> [Exercise brief] Gather every line in the records below that contains the word "image".

> [Exercise material]
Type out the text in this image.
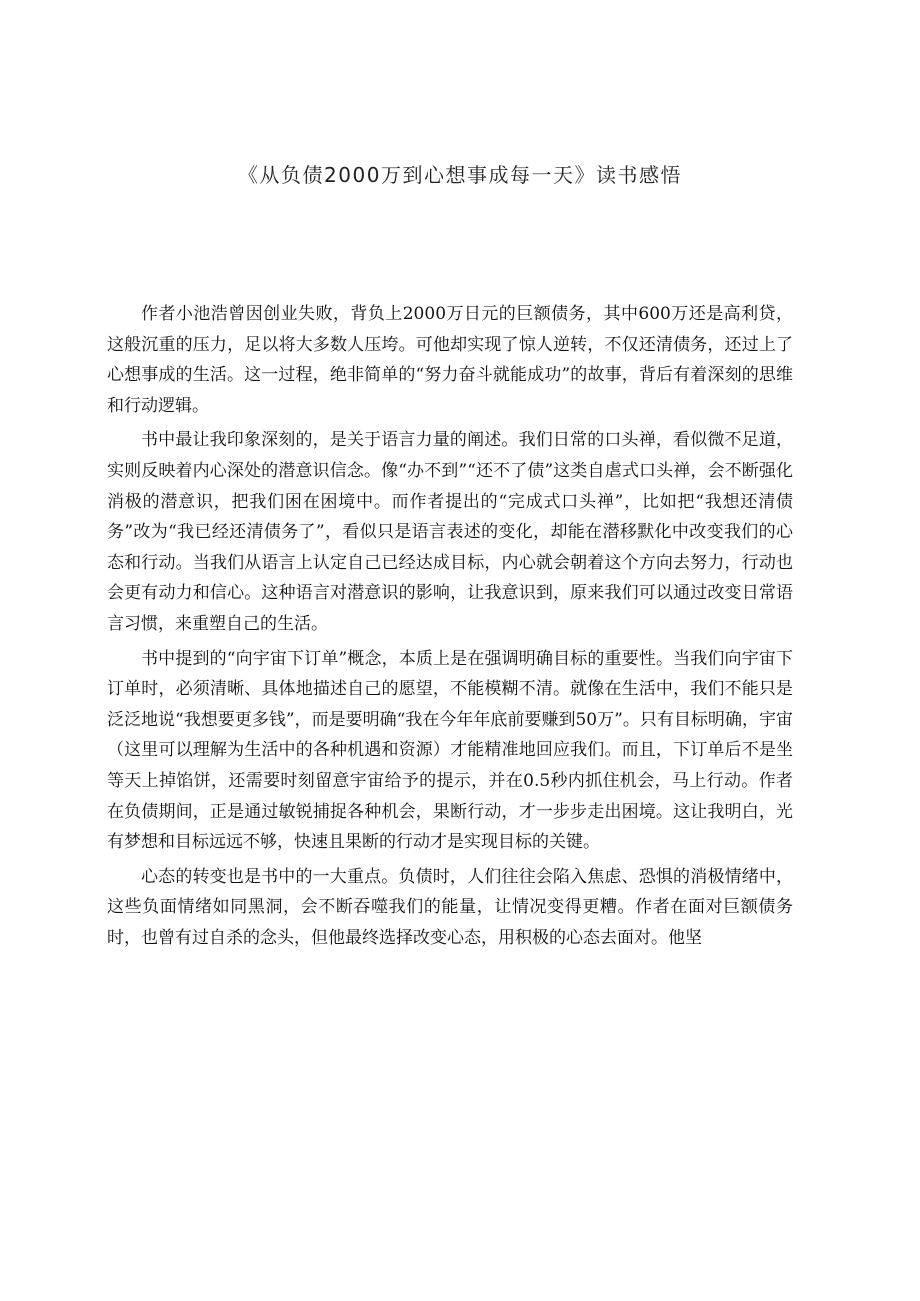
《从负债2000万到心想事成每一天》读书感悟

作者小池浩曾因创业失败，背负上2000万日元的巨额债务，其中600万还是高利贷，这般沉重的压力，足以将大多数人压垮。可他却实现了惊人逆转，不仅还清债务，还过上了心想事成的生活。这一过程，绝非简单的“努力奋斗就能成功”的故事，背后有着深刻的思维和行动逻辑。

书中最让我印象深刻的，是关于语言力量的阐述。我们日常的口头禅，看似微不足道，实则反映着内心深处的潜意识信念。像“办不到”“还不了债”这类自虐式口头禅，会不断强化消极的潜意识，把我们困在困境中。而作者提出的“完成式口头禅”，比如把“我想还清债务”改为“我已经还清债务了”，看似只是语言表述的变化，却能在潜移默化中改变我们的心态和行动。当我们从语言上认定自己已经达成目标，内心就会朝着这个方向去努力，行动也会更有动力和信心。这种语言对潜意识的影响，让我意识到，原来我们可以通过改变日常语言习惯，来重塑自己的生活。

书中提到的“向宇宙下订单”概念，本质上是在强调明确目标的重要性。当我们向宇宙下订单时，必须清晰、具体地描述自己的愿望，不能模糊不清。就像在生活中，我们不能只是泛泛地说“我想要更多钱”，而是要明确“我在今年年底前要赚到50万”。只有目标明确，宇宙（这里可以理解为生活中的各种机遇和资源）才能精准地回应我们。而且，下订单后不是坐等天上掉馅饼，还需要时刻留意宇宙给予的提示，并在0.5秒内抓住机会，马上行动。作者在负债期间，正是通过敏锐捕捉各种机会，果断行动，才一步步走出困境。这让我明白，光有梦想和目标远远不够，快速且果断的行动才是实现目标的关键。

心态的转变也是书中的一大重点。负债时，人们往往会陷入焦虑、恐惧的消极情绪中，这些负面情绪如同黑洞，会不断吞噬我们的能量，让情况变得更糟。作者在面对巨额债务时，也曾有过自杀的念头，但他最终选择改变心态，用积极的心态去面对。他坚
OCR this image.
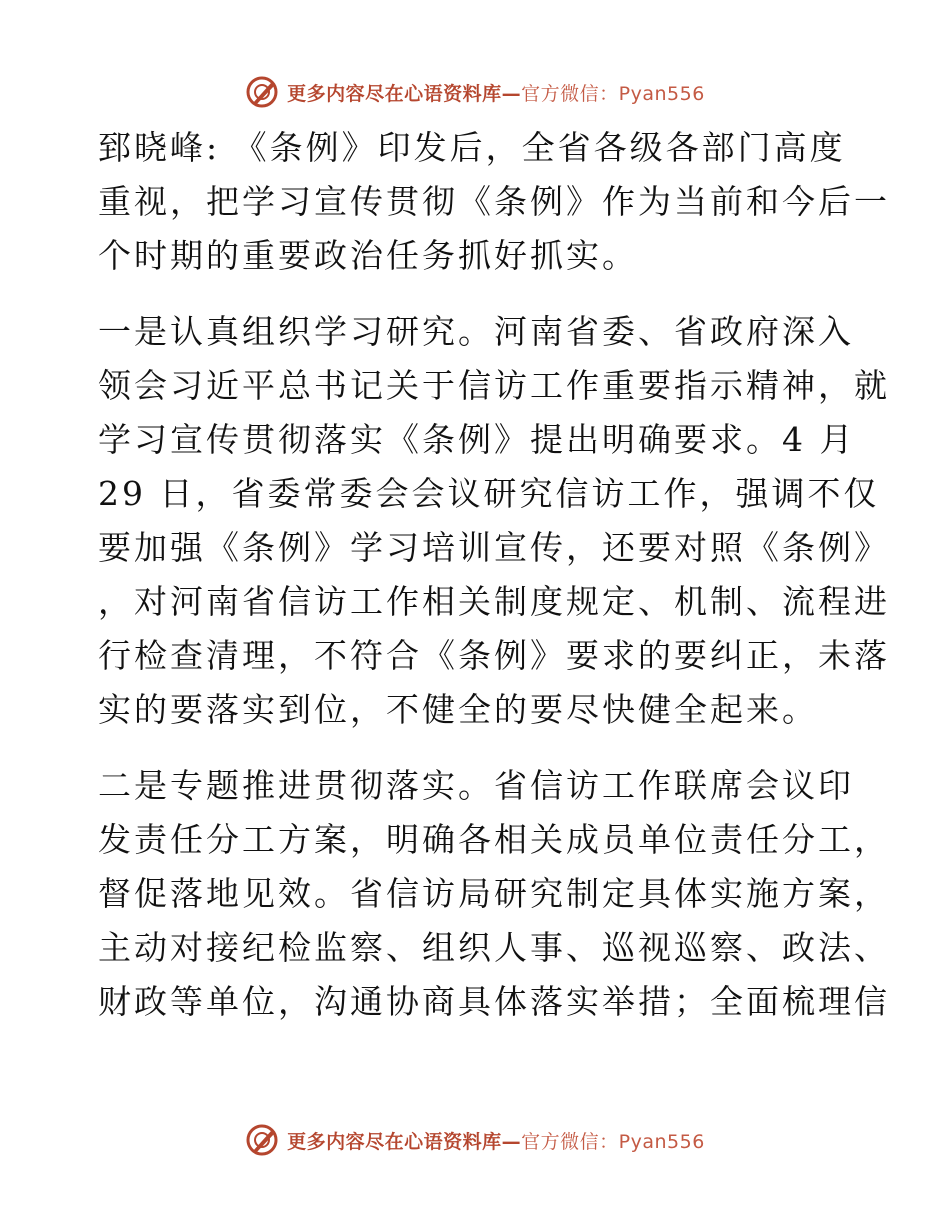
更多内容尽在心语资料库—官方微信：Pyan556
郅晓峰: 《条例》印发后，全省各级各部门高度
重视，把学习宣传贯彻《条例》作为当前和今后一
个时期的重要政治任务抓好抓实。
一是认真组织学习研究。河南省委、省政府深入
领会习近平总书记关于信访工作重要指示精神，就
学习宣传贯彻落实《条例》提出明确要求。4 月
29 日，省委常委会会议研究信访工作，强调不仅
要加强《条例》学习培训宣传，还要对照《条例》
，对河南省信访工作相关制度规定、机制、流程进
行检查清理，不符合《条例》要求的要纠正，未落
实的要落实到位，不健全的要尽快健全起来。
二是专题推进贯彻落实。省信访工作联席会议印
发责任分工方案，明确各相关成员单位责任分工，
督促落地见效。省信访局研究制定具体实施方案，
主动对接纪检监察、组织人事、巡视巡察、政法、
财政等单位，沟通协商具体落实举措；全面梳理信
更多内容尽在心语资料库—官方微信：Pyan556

> [Result for this task]
Type out the text in this image.
OCR this image.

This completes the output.